Aim of the task:
Type out all the records word for word. Any pictures are to be left out.

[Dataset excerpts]

------

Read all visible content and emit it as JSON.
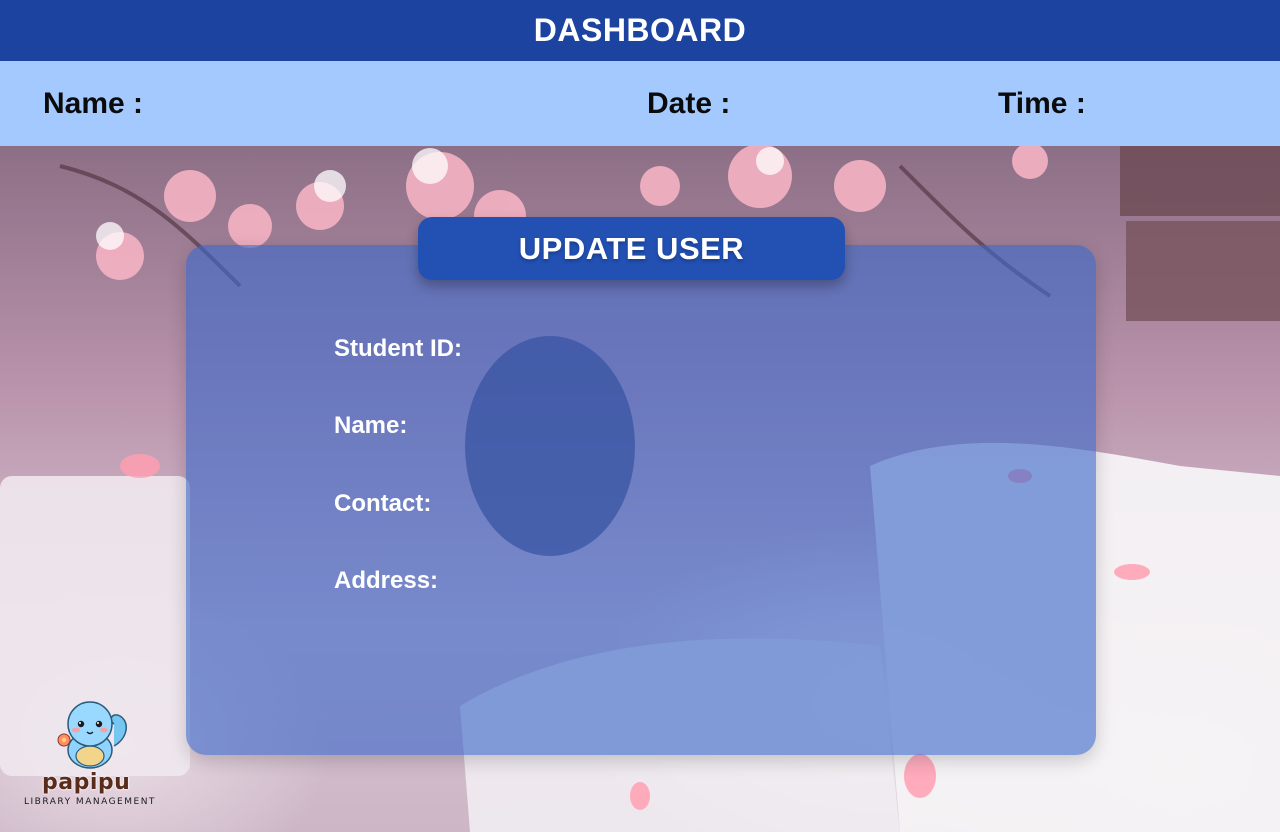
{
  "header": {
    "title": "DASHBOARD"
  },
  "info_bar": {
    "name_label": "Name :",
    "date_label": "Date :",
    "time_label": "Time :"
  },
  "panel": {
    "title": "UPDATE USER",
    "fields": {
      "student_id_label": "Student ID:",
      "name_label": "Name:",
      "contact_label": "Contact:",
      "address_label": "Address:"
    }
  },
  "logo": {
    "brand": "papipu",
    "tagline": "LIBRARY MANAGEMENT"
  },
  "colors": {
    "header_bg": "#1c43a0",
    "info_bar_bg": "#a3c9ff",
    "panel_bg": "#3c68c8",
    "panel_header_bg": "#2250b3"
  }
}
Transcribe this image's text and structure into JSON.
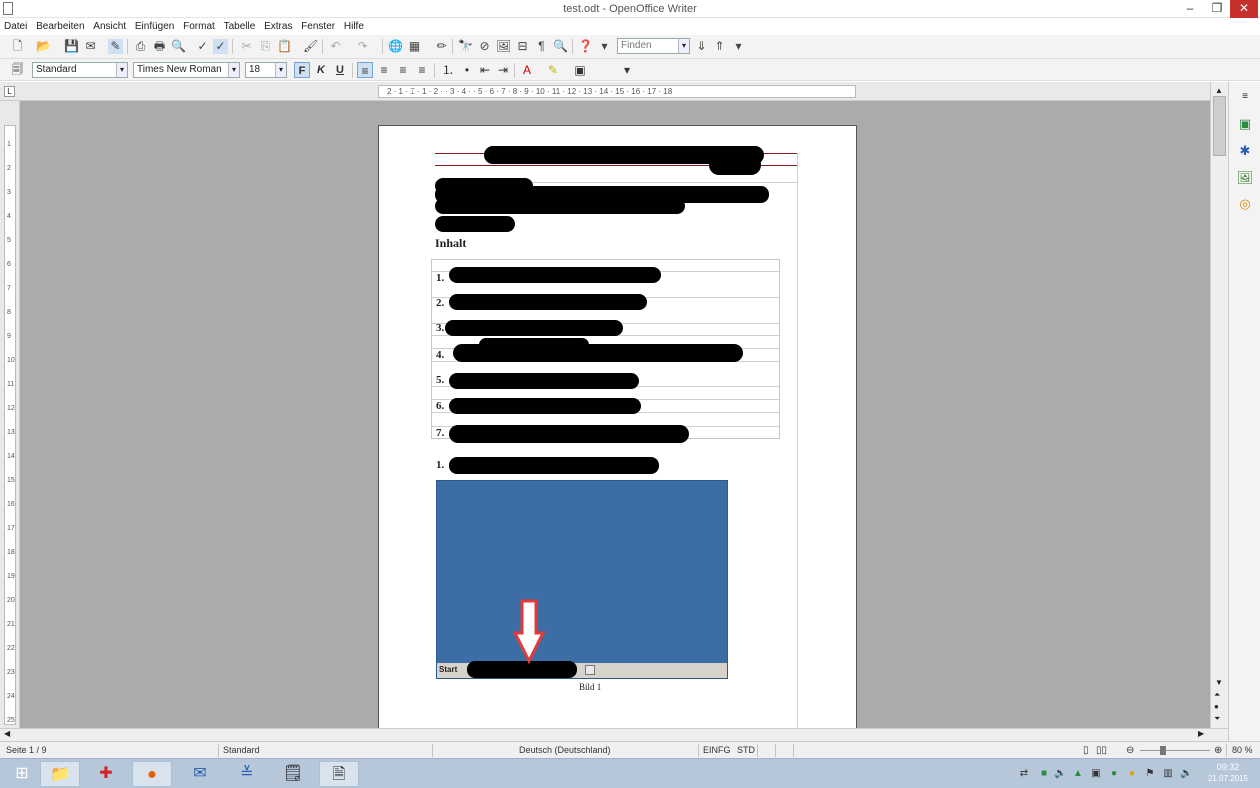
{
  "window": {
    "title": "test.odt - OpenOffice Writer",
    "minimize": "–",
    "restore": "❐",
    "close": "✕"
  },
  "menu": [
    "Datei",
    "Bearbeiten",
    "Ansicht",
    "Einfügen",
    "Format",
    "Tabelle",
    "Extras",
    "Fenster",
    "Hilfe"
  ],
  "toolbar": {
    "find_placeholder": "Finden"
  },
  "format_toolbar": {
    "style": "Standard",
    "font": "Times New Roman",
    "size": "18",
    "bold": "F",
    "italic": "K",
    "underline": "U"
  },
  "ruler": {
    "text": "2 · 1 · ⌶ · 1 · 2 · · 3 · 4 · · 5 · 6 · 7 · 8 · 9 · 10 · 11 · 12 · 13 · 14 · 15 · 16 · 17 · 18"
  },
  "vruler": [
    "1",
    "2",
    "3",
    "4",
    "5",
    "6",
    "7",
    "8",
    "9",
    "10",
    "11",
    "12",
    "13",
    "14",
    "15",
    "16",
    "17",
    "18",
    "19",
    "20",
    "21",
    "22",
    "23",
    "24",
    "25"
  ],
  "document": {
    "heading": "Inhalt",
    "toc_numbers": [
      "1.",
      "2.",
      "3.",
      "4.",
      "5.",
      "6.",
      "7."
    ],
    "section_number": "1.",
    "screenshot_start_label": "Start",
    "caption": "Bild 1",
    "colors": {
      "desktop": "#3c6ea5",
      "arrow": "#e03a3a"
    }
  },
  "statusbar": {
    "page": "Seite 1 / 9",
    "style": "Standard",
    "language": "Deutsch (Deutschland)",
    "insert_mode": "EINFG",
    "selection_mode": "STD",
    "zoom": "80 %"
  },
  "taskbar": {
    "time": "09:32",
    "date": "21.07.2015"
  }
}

------

Solution to this exercise:
Read all visible content and emit it as JSON.
{
  "header": {
    "title": "DASHBOARD"
  },
  "info_bar": {
    "name_label": "Name :",
    "date_label": "Date :",
    "time_label": "Time :"
  },
  "panel": {
    "title": "UPDATE USER",
    "fields": {
      "student_id_label": "Student ID:",
      "name_label": "Name:",
      "contact_label": "Contact:",
      "address_label": "Address:"
    }
  },
  "logo": {
    "brand": "papipu",
    "tagline": "LIBRARY MANAGEMENT"
  },
  "colors": {
    "header_bg": "#1c43a0",
    "info_bar_bg": "#a3c9ff",
    "panel_bg": "#3c68c8",
    "panel_header_bg": "#2250b3"
  }
}
Transcribe this image's text and structure into JSON.
{
  "window": {
    "title": "test.odt - OpenOffice Writer",
    "minimize": "–",
    "restore": "❐",
    "close": "✕"
  },
  "menu": [
    "Datei",
    "Bearbeiten",
    "Ansicht",
    "Einfügen",
    "Format",
    "Tabelle",
    "Extras",
    "Fenster",
    "Hilfe"
  ],
  "toolbar": {
    "find_placeholder": "Finden"
  },
  "format_toolbar": {
    "style": "Standard",
    "font": "Times New Roman",
    "size": "18",
    "bold": "F",
    "italic": "K",
    "underline": "U"
  },
  "ruler": {
    "text": "2 · 1 · ⌶ · 1 · 2 · · 3 · 4 · · 5 · 6 · 7 · 8 · 9 · 10 · 11 · 12 · 13 · 14 · 15 · 16 · 17 · 18"
  },
  "vruler": [
    "1",
    "2",
    "3",
    "4",
    "5",
    "6",
    "7",
    "8",
    "9",
    "10",
    "11",
    "12",
    "13",
    "14",
    "15",
    "16",
    "17",
    "18",
    "19",
    "20",
    "21",
    "22",
    "23",
    "24",
    "25"
  ],
  "document": {
    "heading": "Inhalt",
    "toc_numbers": [
      "1.",
      "2.",
      "3.",
      "4.",
      "5.",
      "6.",
      "7."
    ],
    "section_number": "1.",
    "screenshot_start_label": "Start",
    "caption": "Bild 1",
    "colors": {
      "desktop": "#3c6ea5",
      "arrow": "#e03a3a"
    }
  },
  "statusbar": {
    "page": "Seite 1 / 9",
    "style": "Standard",
    "language": "Deutsch (Deutschland)",
    "insert_mode": "EINFG",
    "selection_mode": "STD",
    "zoom": "80 %"
  },
  "taskbar": {
    "time": "09:32",
    "date": "21.07.2015"
  }
}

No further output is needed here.